▸ **EXERCISE DETAILS**
Extract every line from the records below that contains the word "NHAR".

▸ **DATASET CONTENT**

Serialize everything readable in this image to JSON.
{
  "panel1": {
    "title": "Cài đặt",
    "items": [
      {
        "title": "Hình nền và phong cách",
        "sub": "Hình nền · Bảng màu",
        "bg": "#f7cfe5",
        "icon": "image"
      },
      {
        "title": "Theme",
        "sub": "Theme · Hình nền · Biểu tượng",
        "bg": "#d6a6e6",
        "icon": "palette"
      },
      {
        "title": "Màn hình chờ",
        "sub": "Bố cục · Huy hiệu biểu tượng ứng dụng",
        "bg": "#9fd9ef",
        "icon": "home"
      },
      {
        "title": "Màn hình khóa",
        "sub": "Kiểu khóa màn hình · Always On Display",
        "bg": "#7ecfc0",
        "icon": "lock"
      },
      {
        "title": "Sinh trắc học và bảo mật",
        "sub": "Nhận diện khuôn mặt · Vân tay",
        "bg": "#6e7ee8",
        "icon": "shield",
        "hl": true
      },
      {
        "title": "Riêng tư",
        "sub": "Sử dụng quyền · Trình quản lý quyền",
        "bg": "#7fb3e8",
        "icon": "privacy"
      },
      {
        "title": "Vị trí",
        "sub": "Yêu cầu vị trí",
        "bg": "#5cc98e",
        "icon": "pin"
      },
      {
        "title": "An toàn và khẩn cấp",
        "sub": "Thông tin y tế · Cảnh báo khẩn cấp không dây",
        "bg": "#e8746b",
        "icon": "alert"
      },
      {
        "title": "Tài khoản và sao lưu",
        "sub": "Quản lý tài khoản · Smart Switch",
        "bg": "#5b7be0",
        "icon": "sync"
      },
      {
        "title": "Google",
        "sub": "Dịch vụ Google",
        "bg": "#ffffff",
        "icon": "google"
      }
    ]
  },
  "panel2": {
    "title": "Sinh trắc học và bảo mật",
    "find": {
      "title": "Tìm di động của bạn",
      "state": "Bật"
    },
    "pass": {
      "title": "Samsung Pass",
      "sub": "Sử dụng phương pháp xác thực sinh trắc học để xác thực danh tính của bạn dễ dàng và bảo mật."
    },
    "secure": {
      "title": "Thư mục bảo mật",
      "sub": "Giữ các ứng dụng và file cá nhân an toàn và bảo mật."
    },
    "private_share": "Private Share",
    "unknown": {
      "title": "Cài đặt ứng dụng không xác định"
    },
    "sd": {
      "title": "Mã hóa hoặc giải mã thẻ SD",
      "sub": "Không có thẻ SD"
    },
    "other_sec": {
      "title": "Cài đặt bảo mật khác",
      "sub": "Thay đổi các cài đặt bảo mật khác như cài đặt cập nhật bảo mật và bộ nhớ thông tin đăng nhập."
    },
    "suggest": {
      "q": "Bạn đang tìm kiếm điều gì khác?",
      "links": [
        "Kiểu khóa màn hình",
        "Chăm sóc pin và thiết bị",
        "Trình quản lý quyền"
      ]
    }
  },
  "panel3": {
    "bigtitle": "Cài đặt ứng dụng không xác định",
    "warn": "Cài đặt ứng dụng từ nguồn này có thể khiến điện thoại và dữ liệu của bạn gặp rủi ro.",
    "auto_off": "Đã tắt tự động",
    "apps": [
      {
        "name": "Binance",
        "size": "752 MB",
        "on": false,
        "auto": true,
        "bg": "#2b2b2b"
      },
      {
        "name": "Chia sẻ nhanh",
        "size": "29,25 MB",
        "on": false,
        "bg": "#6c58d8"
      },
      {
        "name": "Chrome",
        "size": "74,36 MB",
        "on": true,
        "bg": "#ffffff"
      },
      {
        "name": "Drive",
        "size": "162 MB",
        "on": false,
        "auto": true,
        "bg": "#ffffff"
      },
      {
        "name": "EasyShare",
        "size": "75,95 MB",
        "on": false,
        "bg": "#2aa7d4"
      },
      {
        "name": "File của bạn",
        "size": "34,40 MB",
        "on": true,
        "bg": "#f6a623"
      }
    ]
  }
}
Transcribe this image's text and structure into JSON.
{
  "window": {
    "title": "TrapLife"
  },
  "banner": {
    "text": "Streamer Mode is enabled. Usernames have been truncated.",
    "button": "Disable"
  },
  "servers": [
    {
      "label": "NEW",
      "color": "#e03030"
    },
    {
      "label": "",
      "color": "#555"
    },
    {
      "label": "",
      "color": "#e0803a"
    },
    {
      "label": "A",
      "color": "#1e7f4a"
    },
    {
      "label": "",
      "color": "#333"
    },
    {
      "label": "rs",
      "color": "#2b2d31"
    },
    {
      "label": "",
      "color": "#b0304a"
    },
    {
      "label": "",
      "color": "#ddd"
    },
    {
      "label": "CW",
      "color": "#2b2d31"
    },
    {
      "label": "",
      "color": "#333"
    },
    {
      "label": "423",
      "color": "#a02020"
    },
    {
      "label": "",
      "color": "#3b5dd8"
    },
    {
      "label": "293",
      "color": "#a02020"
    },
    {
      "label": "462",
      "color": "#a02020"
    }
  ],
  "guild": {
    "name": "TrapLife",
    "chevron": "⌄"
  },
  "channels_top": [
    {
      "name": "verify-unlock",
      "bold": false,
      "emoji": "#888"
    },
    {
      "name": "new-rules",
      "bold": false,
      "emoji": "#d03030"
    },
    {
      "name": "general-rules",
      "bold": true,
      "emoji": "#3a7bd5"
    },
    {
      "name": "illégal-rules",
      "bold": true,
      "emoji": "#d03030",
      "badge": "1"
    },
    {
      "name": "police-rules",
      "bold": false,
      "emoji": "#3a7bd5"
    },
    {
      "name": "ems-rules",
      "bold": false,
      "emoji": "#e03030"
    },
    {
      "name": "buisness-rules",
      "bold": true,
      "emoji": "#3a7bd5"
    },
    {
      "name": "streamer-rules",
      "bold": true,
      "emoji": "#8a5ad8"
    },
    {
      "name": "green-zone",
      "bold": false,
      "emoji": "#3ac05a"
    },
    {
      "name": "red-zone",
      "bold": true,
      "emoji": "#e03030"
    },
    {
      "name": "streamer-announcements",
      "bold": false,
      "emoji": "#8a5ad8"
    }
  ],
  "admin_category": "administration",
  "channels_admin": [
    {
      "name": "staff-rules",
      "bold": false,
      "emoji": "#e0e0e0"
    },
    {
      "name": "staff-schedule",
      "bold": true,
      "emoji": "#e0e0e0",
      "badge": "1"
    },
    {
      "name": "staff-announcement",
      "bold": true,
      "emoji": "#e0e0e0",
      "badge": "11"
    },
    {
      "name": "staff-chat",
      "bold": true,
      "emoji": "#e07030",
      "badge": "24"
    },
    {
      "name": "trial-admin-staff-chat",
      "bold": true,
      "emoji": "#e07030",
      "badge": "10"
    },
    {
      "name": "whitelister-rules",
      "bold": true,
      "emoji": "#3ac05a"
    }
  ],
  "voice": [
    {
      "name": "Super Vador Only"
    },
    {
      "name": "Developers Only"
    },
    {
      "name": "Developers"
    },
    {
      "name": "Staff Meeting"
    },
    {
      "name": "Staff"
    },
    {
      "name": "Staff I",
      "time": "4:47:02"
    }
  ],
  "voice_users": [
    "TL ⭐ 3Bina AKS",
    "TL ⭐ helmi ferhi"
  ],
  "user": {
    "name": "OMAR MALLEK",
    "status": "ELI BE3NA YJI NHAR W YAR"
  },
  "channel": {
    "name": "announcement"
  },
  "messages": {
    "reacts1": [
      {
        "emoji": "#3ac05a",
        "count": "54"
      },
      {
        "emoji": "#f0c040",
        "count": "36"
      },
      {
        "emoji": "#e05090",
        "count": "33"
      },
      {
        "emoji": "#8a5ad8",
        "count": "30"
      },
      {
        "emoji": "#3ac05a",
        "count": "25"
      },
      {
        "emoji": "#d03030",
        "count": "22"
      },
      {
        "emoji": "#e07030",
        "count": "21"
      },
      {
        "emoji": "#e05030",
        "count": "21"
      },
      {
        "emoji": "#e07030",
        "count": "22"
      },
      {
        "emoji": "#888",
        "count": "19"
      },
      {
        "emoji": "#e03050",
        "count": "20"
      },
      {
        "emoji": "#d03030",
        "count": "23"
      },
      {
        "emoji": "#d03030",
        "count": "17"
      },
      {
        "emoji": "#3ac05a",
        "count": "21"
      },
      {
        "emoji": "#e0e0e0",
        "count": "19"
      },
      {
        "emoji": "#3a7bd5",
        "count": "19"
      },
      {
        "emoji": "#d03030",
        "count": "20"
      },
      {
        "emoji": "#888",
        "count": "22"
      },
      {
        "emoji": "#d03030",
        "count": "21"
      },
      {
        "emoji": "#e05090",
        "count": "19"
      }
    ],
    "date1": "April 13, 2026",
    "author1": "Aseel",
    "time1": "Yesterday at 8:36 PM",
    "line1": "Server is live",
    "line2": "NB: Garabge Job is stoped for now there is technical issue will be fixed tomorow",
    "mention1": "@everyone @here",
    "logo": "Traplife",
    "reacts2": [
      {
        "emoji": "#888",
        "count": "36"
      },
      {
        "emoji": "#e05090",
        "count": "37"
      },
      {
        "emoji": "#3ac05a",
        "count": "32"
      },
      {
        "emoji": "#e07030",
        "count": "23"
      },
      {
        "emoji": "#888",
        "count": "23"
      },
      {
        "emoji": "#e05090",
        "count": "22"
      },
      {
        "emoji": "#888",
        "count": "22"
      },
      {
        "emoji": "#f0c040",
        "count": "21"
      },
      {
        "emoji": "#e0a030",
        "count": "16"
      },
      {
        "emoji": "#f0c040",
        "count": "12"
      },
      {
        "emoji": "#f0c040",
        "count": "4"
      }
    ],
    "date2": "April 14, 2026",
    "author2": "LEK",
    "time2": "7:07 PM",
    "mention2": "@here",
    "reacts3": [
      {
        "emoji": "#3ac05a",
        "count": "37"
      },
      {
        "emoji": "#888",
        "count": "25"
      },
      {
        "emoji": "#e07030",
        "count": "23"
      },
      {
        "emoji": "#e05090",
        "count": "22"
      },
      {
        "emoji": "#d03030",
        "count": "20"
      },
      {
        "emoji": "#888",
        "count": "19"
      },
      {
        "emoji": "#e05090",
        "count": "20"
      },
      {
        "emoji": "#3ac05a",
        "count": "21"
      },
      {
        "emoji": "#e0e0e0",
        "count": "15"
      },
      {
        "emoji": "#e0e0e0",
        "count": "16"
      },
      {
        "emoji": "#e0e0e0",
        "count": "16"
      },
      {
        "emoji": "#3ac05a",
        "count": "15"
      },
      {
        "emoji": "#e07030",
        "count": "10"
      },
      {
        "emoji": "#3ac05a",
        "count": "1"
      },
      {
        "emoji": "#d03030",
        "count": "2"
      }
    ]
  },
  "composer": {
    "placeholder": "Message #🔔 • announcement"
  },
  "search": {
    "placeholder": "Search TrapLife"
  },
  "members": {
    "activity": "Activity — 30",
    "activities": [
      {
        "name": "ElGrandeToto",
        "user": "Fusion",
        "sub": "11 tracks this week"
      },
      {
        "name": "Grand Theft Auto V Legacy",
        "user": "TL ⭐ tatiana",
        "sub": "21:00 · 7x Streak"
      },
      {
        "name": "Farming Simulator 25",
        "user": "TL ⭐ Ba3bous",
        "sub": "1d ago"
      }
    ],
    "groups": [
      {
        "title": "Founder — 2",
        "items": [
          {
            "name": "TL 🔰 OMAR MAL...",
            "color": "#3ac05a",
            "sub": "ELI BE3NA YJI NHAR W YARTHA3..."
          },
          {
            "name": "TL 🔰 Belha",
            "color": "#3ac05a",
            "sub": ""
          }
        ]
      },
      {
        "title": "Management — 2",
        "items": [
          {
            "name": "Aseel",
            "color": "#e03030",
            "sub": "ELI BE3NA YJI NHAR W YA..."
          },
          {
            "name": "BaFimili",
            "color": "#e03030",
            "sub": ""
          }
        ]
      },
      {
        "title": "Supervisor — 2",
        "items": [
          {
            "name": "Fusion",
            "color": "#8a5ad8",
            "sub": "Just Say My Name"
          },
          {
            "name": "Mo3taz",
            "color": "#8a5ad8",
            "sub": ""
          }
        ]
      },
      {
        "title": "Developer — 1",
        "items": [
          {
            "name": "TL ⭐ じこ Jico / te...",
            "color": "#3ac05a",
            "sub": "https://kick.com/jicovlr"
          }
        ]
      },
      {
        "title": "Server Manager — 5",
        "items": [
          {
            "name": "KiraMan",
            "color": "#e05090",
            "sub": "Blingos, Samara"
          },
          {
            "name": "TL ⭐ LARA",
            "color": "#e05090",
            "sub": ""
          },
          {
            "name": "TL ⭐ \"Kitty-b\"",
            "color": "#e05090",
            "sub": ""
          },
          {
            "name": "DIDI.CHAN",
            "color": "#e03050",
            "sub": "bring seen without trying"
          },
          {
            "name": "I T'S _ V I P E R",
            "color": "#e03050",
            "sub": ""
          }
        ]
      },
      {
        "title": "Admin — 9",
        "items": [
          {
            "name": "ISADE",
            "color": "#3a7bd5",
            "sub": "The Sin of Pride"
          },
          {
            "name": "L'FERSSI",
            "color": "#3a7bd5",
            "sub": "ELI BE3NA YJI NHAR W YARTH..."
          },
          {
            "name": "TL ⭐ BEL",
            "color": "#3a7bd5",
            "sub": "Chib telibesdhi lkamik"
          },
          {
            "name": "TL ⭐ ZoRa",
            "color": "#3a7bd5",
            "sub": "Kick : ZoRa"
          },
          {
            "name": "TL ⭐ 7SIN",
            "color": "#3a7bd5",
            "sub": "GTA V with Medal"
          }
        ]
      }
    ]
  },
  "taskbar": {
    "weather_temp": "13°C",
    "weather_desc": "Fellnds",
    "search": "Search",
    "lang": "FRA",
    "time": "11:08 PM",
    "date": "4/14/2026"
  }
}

▸ **RESPONSE TO THIS TASK**
    "status": "ELI BE3NA YJI NHAR W YAR"
            "sub": "ELI BE3NA YJI NHAR W YARTHA3..."
            "sub": "ELI BE3NA YJI NHAR W YA..."
            "sub": "ELI BE3NA YJI NHAR W YARTH..."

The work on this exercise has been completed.